WORK TO DO: Retype the complete listing exactly as it appears.
:::::
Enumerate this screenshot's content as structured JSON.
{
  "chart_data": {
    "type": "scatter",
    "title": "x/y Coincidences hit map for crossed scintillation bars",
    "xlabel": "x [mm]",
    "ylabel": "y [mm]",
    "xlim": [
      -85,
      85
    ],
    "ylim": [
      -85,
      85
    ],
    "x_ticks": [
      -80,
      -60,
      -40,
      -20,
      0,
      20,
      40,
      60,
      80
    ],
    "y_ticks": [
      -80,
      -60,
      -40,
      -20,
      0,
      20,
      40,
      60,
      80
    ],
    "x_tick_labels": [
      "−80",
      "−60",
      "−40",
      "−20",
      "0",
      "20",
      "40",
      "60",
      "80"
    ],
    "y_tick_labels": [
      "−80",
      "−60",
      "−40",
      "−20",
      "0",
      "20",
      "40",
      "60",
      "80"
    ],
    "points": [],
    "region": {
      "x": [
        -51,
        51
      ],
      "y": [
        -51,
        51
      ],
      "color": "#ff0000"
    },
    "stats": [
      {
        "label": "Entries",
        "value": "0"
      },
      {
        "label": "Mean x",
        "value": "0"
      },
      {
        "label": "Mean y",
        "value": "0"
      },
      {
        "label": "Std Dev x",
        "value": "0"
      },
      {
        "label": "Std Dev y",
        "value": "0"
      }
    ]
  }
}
:::::
REPLY TO THE TASK:
Enumerate this screenshot's content as structured JSON.
{
  "chart_data": {
    "type": "scatter",
    "title": "x/y Coincidences hit map for crossed scintillation bars",
    "xlabel": "x [mm]",
    "ylabel": "y [mm]",
    "xlim": [
      -85,
      85
    ],
    "ylim": [
      -85,
      85
    ],
    "x_ticks": [
      -80,
      -60,
      -40,
      -20,
      0,
      20,
      40,
      60,
      80
    ],
    "y_ticks": [
      -80,
      -60,
      -40,
      -20,
      0,
      20,
      40,
      60,
      80
    ],
    "x_tick_labels": [
      "−80",
      "−60",
      "−40",
      "−20",
      "0",
      "20",
      "40",
      "60",
      "80"
    ],
    "y_tick_labels": [
      "−80",
      "−60",
      "−40",
      "−20",
      "0",
      "20",
      "40",
      "60",
      "80"
    ],
    "points": [],
    "region": {
      "x": [
        -51,
        51
      ],
      "y": [
        -51,
        51
      ],
      "color": "#ff0000"
    },
    "stats": [
      {
        "label": "Entries",
        "value": "0"
      },
      {
        "label": "Mean x",
        "value": "0"
      },
      {
        "label": "Mean y",
        "value": "0"
      },
      {
        "label": "Std Dev x",
        "value": "0"
      },
      {
        "label": "Std Dev y",
        "value": "0"
      }
    ]
  }
}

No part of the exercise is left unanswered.